WHAT THE EXERCISE ASKS >> Begin at the line that contains "What's the underlying" and repeat every line from there to the end of the records below, inclusive, without adding any other line.

[BEGIN INPUT]

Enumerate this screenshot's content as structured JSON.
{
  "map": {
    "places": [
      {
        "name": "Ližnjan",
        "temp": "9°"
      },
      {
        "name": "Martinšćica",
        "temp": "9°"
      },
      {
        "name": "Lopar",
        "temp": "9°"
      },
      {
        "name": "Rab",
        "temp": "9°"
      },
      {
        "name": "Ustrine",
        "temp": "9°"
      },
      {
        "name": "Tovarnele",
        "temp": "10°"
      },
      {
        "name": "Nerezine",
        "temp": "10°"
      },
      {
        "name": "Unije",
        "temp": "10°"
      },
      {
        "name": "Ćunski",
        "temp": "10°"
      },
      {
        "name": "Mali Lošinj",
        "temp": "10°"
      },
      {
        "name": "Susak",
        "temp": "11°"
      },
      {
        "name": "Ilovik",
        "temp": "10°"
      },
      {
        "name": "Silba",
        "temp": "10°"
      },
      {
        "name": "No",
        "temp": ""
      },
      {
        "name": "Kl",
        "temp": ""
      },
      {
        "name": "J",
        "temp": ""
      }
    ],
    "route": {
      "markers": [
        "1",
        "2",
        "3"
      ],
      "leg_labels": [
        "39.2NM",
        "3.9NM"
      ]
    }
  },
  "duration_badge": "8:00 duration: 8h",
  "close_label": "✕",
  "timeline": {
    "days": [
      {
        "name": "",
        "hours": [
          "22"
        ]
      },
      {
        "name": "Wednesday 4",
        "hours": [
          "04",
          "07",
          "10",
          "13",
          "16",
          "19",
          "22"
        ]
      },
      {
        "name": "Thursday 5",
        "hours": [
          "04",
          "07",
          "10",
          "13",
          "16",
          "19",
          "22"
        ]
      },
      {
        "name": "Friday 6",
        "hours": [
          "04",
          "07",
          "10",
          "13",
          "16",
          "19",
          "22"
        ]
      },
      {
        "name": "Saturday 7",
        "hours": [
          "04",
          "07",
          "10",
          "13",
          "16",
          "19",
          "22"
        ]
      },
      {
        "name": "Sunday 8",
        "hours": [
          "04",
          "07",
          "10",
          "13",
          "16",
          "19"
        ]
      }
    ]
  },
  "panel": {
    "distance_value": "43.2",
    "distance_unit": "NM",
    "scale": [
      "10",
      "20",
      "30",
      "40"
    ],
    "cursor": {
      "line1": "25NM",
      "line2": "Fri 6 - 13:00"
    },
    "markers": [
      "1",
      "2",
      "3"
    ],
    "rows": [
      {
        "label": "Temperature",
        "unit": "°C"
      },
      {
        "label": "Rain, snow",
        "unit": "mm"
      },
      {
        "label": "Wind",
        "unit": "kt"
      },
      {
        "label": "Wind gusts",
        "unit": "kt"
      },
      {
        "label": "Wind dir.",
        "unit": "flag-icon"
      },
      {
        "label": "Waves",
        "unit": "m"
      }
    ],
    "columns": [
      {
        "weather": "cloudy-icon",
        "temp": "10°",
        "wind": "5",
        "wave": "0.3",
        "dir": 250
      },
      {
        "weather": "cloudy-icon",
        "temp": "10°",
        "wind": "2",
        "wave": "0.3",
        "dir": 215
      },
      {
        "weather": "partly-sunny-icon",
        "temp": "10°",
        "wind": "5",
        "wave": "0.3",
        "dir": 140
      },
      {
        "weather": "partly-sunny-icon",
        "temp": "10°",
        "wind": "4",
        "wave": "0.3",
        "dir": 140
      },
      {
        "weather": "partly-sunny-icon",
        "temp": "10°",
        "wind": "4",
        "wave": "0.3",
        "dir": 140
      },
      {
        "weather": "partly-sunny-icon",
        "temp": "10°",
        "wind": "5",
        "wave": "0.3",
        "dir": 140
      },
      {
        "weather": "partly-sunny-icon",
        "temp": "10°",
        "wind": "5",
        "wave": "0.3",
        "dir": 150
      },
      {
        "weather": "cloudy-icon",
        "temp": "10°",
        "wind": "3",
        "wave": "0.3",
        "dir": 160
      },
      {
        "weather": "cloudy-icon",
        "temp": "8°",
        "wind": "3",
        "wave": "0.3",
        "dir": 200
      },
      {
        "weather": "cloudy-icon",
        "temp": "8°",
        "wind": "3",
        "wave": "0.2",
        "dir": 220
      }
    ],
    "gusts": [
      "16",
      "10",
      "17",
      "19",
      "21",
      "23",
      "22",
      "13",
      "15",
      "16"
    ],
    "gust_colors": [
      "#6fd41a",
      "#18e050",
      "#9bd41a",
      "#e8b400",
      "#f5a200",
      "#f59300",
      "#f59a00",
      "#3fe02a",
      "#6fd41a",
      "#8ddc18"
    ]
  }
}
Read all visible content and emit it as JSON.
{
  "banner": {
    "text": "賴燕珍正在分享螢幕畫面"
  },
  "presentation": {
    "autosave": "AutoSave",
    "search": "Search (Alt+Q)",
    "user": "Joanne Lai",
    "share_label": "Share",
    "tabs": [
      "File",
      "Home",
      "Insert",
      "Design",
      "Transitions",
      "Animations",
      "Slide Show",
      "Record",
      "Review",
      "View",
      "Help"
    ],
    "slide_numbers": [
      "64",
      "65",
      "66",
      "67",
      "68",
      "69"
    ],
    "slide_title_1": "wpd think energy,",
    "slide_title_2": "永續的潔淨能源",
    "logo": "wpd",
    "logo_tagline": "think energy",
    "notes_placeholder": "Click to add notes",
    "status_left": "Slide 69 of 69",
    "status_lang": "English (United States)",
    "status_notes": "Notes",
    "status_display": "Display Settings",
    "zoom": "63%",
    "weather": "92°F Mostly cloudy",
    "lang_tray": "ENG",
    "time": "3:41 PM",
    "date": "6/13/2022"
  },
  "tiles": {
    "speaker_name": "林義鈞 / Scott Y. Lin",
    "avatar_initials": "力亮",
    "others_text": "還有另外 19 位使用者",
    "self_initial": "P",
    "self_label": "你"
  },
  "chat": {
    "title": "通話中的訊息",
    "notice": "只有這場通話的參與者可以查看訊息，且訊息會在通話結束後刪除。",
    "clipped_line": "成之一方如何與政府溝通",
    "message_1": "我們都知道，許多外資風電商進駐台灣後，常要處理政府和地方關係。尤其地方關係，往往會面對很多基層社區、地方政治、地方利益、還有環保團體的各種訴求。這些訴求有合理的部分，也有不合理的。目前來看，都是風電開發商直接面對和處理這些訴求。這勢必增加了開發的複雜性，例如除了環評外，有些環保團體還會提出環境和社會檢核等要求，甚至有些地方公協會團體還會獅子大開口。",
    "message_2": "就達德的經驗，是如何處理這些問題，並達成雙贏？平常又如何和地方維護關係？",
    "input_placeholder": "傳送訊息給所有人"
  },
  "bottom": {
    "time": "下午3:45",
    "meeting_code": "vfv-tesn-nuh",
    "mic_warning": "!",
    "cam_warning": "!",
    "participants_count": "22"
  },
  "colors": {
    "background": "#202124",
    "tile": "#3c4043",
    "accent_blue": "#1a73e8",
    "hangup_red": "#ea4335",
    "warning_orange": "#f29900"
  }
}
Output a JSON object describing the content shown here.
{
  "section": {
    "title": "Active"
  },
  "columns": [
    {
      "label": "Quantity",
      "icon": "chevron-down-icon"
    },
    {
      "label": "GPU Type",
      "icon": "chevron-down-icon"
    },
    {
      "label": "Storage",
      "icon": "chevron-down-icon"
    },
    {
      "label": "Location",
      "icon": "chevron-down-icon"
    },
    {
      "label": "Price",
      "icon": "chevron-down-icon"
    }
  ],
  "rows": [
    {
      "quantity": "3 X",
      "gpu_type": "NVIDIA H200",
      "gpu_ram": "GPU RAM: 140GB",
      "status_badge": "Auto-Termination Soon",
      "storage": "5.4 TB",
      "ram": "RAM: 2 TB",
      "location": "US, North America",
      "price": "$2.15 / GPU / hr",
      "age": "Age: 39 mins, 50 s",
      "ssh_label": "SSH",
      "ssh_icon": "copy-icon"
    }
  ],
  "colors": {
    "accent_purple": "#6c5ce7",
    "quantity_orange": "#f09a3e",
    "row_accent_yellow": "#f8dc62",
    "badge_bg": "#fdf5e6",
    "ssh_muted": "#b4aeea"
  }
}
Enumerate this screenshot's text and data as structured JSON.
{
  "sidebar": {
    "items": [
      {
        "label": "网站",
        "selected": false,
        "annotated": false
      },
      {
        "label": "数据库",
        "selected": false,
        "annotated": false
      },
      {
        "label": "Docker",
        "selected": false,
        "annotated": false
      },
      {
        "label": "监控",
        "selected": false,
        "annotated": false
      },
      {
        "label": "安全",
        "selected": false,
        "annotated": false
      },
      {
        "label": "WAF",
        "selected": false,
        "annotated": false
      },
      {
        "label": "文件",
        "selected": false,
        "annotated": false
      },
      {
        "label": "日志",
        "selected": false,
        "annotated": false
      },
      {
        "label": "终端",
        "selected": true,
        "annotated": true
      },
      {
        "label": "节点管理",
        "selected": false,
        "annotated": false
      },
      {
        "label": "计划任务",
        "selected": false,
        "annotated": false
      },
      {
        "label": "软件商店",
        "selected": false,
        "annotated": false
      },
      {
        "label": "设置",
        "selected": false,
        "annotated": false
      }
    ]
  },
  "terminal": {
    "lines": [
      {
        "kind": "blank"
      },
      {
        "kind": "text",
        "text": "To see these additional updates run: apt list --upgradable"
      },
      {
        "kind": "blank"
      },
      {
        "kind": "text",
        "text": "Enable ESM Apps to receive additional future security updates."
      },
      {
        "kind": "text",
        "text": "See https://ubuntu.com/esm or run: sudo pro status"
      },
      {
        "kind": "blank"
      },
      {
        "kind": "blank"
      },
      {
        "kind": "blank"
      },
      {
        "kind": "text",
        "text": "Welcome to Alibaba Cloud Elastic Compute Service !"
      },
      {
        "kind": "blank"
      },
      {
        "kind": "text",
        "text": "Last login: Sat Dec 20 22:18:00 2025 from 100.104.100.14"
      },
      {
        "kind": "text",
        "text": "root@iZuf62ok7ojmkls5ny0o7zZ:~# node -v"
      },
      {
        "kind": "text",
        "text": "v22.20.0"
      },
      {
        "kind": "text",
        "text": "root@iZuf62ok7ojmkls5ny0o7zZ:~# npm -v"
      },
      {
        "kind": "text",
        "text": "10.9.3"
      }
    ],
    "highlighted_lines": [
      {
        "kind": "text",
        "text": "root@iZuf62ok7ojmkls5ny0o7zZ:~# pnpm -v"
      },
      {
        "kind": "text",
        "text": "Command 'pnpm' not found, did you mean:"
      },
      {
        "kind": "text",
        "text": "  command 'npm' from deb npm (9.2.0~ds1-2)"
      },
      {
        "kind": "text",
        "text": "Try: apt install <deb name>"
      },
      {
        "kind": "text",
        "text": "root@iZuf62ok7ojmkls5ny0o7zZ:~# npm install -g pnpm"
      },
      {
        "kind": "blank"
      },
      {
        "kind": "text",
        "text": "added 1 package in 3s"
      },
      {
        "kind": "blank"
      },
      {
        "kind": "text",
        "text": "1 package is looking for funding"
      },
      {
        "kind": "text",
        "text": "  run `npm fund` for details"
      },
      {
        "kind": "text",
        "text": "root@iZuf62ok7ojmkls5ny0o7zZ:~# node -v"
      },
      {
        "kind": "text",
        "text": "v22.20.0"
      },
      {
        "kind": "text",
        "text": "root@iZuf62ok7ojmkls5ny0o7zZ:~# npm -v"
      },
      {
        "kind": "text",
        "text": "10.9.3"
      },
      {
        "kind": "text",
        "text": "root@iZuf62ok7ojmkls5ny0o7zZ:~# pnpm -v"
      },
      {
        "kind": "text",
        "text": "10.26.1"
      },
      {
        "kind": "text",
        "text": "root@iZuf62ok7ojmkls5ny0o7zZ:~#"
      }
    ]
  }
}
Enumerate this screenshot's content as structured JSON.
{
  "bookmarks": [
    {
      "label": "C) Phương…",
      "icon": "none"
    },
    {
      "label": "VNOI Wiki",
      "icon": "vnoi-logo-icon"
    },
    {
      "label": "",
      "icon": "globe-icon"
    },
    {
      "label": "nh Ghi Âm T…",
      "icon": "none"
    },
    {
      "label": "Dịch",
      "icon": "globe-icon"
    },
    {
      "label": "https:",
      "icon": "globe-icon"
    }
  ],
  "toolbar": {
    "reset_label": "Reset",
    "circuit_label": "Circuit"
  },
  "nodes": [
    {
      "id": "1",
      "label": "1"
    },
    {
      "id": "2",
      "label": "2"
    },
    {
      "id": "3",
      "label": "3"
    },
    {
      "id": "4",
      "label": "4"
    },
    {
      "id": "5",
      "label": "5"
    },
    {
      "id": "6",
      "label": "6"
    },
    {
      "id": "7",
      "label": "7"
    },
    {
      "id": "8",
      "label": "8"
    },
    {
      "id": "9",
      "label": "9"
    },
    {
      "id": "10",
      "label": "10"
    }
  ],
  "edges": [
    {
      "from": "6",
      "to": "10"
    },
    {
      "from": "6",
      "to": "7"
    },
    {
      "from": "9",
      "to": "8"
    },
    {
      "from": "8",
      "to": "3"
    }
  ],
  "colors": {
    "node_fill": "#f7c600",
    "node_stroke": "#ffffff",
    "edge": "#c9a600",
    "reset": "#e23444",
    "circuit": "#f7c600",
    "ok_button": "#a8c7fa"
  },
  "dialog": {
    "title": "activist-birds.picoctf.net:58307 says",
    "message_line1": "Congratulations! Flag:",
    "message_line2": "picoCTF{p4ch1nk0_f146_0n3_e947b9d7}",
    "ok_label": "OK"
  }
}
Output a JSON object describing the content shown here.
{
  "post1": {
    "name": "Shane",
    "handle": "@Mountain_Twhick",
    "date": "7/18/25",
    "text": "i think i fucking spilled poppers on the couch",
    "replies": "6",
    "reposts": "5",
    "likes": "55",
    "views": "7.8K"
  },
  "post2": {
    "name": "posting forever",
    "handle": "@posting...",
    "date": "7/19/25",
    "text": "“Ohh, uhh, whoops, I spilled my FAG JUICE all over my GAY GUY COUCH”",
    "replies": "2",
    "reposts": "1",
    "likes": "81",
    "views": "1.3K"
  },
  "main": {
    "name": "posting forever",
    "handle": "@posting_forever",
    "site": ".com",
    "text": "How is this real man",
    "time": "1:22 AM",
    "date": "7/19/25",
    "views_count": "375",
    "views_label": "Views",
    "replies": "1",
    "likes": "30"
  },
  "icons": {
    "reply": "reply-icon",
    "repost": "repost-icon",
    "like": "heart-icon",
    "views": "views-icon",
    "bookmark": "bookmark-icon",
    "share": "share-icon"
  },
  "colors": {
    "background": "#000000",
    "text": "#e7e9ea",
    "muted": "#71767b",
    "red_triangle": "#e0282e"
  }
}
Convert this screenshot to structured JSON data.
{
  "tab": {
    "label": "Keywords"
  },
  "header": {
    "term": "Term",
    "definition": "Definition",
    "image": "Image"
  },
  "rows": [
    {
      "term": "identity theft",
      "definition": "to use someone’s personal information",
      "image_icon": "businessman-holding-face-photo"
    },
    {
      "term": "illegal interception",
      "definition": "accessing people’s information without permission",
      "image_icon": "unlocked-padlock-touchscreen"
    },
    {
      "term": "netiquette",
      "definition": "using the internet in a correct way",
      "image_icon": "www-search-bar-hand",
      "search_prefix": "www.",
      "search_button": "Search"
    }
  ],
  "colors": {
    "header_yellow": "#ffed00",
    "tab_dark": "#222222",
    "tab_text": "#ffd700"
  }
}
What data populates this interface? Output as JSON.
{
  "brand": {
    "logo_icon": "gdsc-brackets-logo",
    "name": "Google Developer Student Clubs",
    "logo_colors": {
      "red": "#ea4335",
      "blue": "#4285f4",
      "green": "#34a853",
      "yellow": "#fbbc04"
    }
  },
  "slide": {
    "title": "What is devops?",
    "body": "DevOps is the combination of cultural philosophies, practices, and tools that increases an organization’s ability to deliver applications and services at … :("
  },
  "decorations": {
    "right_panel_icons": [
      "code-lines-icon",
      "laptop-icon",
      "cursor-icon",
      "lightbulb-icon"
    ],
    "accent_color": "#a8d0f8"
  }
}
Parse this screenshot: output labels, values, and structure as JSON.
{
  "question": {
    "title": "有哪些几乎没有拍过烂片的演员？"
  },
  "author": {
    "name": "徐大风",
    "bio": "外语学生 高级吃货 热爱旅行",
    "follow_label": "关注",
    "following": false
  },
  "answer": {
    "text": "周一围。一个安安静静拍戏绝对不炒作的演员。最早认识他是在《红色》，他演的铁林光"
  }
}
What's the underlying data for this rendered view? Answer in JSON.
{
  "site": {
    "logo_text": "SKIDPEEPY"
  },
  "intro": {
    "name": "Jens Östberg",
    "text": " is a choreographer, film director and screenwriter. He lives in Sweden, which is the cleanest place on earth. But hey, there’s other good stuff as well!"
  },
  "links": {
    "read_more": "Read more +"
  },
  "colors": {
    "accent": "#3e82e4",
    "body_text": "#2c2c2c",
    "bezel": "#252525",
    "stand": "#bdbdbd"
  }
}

[END INPUT]

TASK RESPONSE >>
What's the underlying data for this rendered view? Answer in JSON.
{
  "site": {
    "logo_text": "SKIDPEEPY"
  },
  "intro": {
    "name": "Jens Östberg",
    "text": " is a choreographer, film director and screenwriter. He lives in Sweden, which is the cleanest place on earth. But hey, there’s other good stuff as well!"
  },
  "links": {
    "read_more": "Read more +"
  },
  "colors": {
    "accent": "#3e82e4",
    "body_text": "#2c2c2c",
    "bezel": "#252525",
    "stand": "#bdbdbd"
  }
}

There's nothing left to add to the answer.